Data records:

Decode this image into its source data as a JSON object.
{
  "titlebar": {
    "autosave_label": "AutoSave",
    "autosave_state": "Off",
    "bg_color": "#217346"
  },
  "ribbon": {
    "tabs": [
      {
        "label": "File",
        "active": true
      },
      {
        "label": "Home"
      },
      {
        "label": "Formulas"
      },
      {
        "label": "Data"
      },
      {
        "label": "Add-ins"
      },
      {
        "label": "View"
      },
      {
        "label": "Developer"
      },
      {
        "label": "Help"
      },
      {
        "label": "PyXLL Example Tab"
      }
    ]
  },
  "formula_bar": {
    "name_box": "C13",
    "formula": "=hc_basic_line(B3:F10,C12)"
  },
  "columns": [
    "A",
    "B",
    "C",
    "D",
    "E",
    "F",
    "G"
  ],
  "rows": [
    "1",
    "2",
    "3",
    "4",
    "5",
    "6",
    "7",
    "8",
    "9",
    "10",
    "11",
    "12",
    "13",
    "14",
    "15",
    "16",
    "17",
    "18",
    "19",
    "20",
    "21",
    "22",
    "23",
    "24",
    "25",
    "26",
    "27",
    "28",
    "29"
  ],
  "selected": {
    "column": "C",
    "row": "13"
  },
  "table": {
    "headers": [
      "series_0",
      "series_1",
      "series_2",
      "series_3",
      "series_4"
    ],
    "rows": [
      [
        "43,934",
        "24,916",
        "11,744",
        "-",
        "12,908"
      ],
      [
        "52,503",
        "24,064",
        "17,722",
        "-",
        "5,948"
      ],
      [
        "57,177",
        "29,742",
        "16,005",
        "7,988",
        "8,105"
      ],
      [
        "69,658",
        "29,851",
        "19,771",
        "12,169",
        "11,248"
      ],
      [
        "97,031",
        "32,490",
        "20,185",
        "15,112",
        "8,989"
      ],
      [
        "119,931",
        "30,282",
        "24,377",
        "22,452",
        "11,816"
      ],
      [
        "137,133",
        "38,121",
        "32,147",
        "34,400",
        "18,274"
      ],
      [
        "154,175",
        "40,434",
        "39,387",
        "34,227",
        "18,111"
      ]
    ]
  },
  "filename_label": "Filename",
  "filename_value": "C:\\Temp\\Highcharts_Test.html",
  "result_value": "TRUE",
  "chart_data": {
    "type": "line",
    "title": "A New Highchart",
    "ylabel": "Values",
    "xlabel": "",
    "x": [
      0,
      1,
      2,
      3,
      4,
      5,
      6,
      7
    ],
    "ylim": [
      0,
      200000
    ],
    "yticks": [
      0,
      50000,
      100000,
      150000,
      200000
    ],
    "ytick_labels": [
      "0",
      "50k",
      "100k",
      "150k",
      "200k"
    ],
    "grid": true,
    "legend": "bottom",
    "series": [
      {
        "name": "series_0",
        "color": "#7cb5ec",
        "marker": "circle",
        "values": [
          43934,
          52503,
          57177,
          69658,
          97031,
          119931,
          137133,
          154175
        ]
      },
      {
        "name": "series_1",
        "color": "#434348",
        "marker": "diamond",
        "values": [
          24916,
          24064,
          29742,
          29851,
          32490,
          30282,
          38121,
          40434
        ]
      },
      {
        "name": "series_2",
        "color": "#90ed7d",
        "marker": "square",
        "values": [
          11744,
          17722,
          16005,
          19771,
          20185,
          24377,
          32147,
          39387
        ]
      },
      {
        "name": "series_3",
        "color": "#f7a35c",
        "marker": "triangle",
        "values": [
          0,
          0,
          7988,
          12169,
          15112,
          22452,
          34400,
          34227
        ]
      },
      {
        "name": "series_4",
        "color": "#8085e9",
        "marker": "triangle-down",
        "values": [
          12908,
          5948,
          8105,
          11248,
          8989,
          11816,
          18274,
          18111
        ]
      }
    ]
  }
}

...

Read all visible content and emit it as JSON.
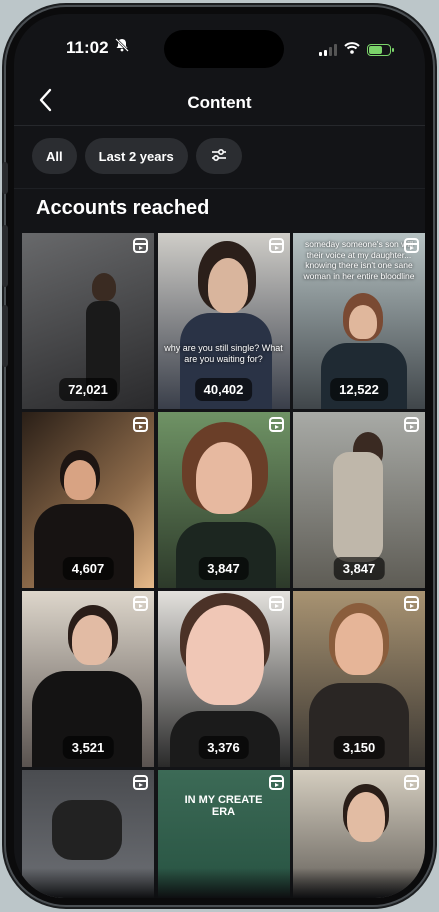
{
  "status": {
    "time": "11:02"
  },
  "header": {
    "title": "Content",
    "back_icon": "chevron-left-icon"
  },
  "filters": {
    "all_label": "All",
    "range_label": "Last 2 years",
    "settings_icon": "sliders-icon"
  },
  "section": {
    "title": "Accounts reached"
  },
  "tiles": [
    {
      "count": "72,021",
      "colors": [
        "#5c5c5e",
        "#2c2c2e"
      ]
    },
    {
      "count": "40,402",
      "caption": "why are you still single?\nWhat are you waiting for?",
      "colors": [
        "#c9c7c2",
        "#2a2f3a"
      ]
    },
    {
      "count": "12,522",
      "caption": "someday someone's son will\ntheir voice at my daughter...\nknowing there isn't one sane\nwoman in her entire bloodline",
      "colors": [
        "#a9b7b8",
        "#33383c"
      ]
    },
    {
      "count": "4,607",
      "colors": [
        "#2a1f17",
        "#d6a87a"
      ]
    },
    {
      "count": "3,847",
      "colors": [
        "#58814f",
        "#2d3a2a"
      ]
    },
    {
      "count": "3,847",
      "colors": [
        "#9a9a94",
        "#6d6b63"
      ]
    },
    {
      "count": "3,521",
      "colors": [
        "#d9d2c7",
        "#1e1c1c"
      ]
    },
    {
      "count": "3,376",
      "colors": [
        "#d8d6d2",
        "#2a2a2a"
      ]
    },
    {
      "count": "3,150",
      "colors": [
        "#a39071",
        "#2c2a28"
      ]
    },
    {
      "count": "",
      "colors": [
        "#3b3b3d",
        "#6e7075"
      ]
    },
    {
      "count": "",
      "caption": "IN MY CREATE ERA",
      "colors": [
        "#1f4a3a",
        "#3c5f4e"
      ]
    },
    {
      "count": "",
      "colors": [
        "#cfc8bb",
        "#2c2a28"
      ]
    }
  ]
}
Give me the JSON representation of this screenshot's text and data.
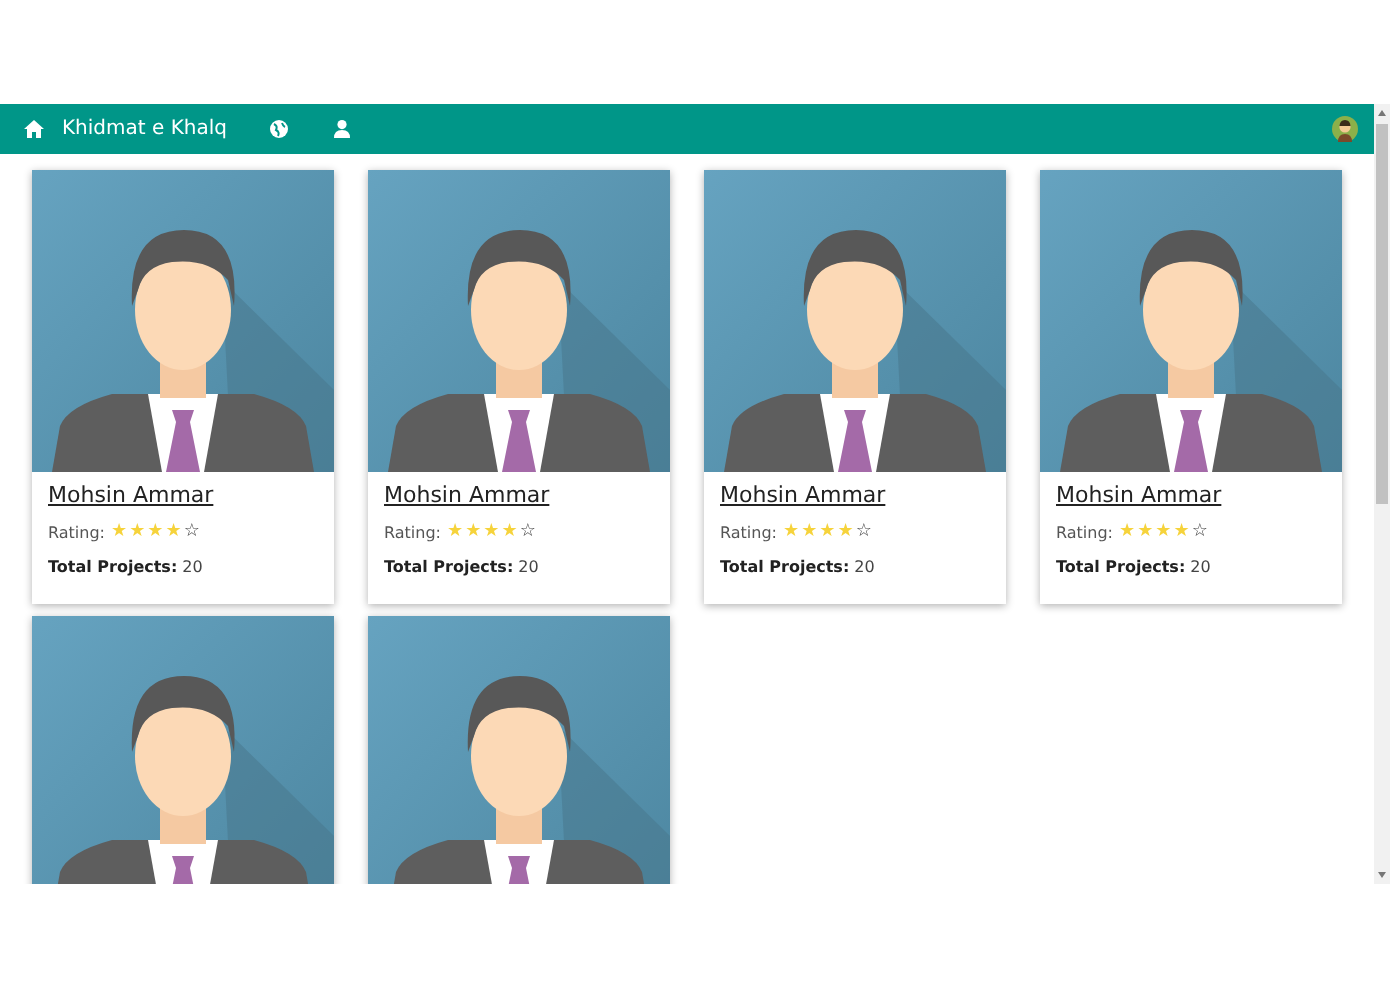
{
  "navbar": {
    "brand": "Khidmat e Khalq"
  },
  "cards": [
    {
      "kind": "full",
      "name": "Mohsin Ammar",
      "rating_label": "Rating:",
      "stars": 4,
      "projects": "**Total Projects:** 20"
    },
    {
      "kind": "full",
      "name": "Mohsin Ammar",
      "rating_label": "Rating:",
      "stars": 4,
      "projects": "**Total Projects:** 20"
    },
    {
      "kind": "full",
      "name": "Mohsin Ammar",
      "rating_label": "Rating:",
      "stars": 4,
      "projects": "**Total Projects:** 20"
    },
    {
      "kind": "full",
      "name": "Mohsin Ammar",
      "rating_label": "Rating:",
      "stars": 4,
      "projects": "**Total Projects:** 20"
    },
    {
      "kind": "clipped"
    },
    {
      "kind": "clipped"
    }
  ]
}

The problem:
Check each line of the records for the word "icon" and extract those that contain it.

Answer to this task:
    "back_icon": "chevron-left-icon"
    "settings_icon": "sliders-icon"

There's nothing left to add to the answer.